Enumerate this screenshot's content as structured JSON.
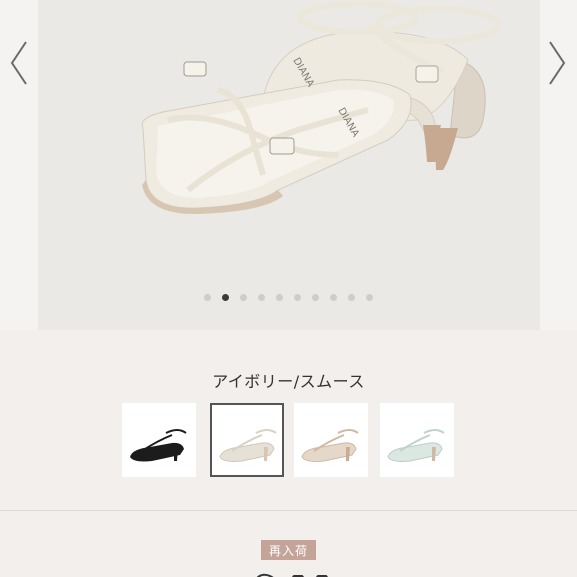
{
  "gallery": {
    "dot_count": 10,
    "active_index": 1,
    "prev_icon": "chevron-left-icon",
    "next_icon": "chevron-right-icon"
  },
  "variant": {
    "selected_label": "アイボリー/スムース",
    "swatches": [
      {
        "name": "black",
        "color": "#1c1c1c"
      },
      {
        "name": "ivory",
        "color": "#ece8df"
      },
      {
        "name": "beige",
        "color": "#d8c6b4"
      },
      {
        "name": "mint",
        "color": "#c9dad2"
      }
    ]
  },
  "status": {
    "badge": "再入荷",
    "badge_color": "#c4a399"
  }
}
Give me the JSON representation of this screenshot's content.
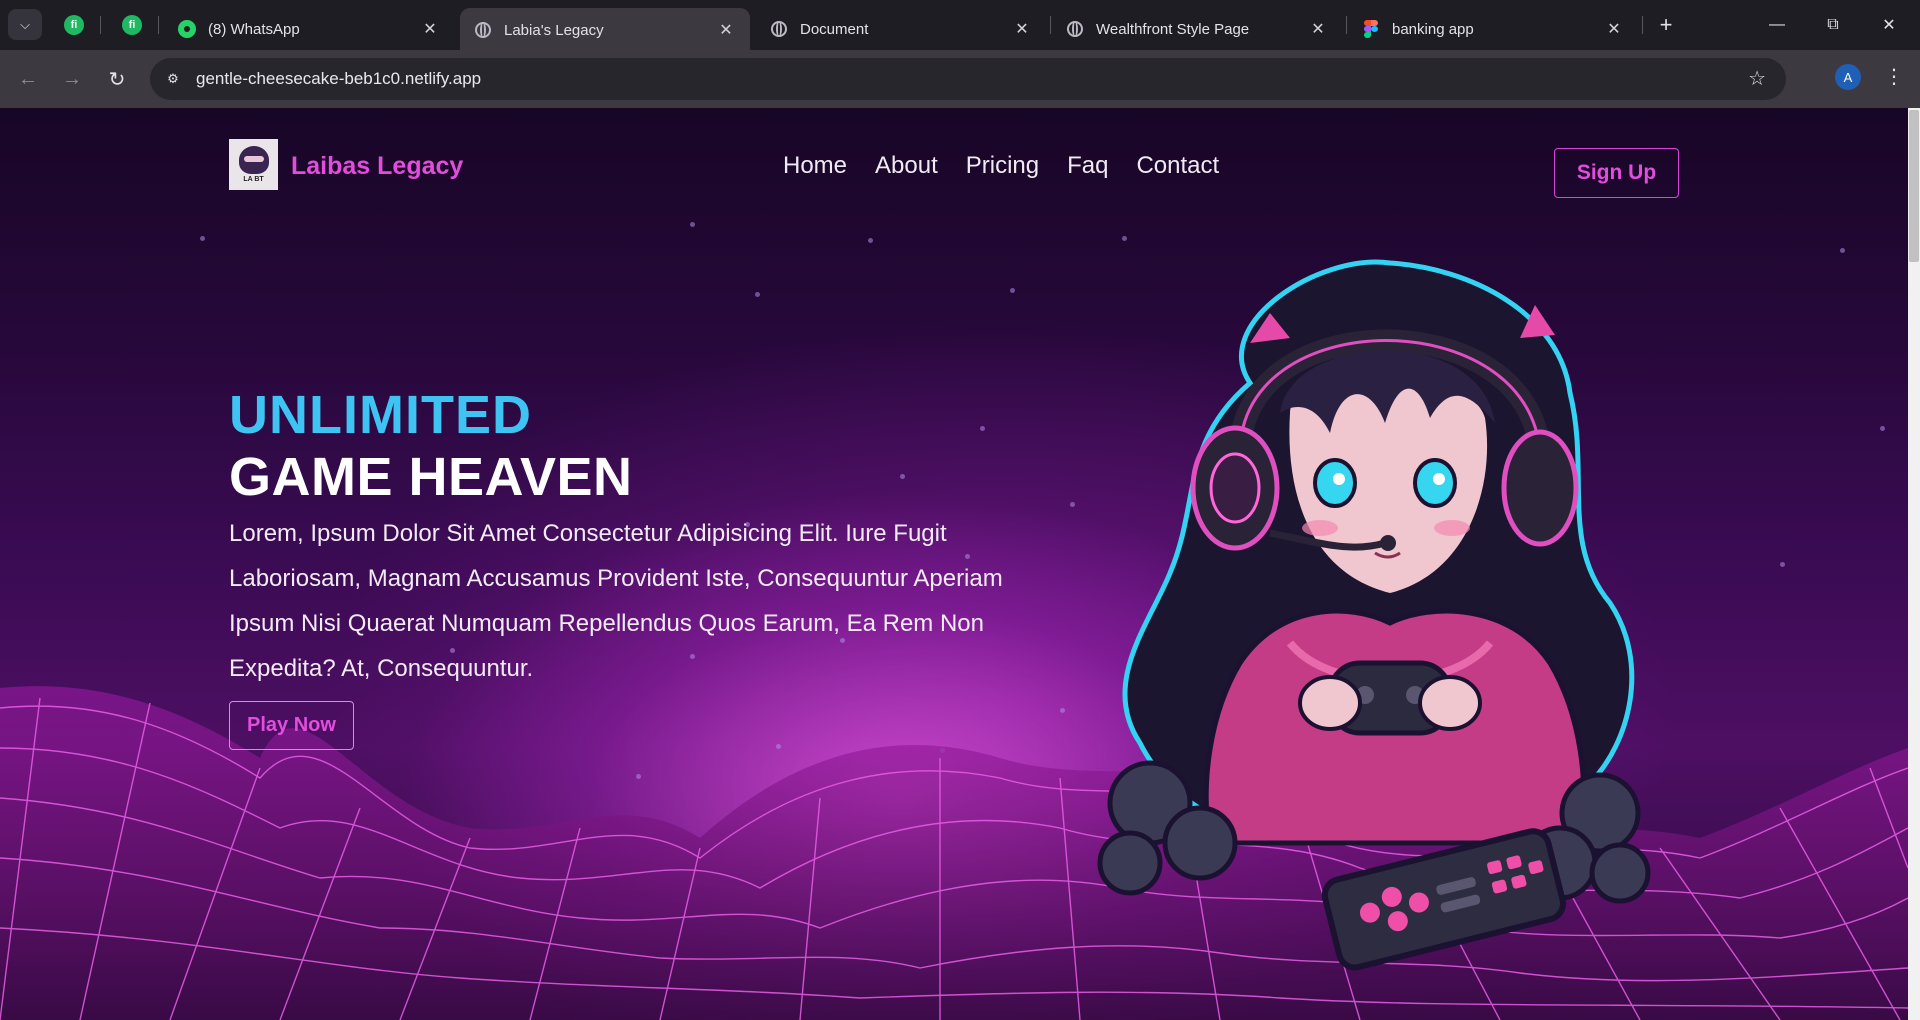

What to produce: Set the pictures aside and transcribe the data above exactly.

Task output:
Enumerate this screenshot's content as structured JSON.
{
  "gallery": {
    "dot_count": 10,
    "active_index": 1,
    "prev_icon": "chevron-left-icon",
    "next_icon": "chevron-right-icon"
  },
  "variant": {
    "selected_label": "アイボリー/スムース",
    "swatches": [
      {
        "name": "black",
        "color": "#1c1c1c"
      },
      {
        "name": "ivory",
        "color": "#ece8df"
      },
      {
        "name": "beige",
        "color": "#d8c6b4"
      },
      {
        "name": "mint",
        "color": "#c9dad2"
      }
    ]
  },
  "status": {
    "badge": "再入荷",
    "badge_color": "#c4a399"
  }
}
Give me the JSON representation of this screenshot's content.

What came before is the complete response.